TASK GOAL ▸ Pictures stay out of the copy; set down each line of the listing below exactly.

DATA PROVIDED ▸
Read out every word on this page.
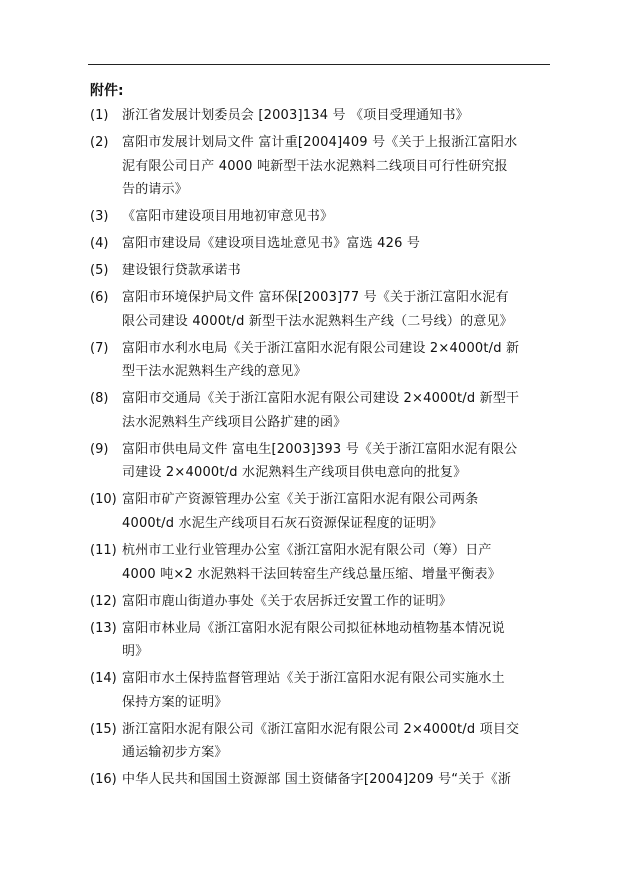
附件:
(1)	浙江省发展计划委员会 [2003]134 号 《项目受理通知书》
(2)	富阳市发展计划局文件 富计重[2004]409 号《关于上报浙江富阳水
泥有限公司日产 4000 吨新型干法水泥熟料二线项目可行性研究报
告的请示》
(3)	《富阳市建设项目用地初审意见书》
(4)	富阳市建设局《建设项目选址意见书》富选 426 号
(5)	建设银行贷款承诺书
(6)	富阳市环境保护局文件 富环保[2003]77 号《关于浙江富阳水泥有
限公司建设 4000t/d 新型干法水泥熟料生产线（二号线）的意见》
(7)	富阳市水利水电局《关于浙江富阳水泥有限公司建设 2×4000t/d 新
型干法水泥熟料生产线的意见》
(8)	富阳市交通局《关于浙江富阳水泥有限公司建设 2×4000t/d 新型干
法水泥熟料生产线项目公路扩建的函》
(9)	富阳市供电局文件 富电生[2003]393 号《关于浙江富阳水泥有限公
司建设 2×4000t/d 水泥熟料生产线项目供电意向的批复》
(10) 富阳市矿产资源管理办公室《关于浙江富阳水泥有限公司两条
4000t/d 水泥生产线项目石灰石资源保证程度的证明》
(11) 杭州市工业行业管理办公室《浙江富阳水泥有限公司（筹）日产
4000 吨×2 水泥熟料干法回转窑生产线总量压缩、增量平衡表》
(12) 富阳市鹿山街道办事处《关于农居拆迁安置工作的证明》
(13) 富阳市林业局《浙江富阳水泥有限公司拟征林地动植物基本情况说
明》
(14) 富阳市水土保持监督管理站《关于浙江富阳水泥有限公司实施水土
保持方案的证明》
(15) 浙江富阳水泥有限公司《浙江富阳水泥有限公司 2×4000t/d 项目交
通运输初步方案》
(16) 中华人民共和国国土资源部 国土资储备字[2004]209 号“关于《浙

RESULT OF THE EXERCISE ▸
Read out every word on this page.
附件:
(1)	浙江省发展计划委员会 [2003]134 号 《项目受理通知书》
(2)	富阳市发展计划局文件 富计重[2004]409 号《关于上报浙江富阳水
泥有限公司日产 4000 吨新型干法水泥熟料二线项目可行性研究报
告的请示》
(3)	《富阳市建设项目用地初审意见书》
(4)	富阳市建设局《建设项目选址意见书》富选 426 号
(5)	建设银行贷款承诺书
(6)	富阳市环境保护局文件 富环保[2003]77 号《关于浙江富阳水泥有
限公司建设 4000t/d 新型干法水泥熟料生产线（二号线）的意见》
(7)	富阳市水利水电局《关于浙江富阳水泥有限公司建设 2×4000t/d 新
型干法水泥熟料生产线的意见》
(8)	富阳市交通局《关于浙江富阳水泥有限公司建设 2×4000t/d 新型干
法水泥熟料生产线项目公路扩建的函》
(9)	富阳市供电局文件 富电生[2003]393 号《关于浙江富阳水泥有限公
司建设 2×4000t/d 水泥熟料生产线项目供电意向的批复》
(10) 富阳市矿产资源管理办公室《关于浙江富阳水泥有限公司两条
4000t/d 水泥生产线项目石灰石资源保证程度的证明》
(11) 杭州市工业行业管理办公室《浙江富阳水泥有限公司（筹）日产
4000 吨×2 水泥熟料干法回转窑生产线总量压缩、增量平衡表》
(12) 富阳市鹿山街道办事处《关于农居拆迁安置工作的证明》
(13) 富阳市林业局《浙江富阳水泥有限公司拟征林地动植物基本情况说
明》
(14) 富阳市水土保持监督管理站《关于浙江富阳水泥有限公司实施水土
保持方案的证明》
(15) 浙江富阳水泥有限公司《浙江富阳水泥有限公司 2×4000t/d 项目交
通运输初步方案》
(16) 中华人民共和国国土资源部 国土资储备字[2004]209 号“关于《浙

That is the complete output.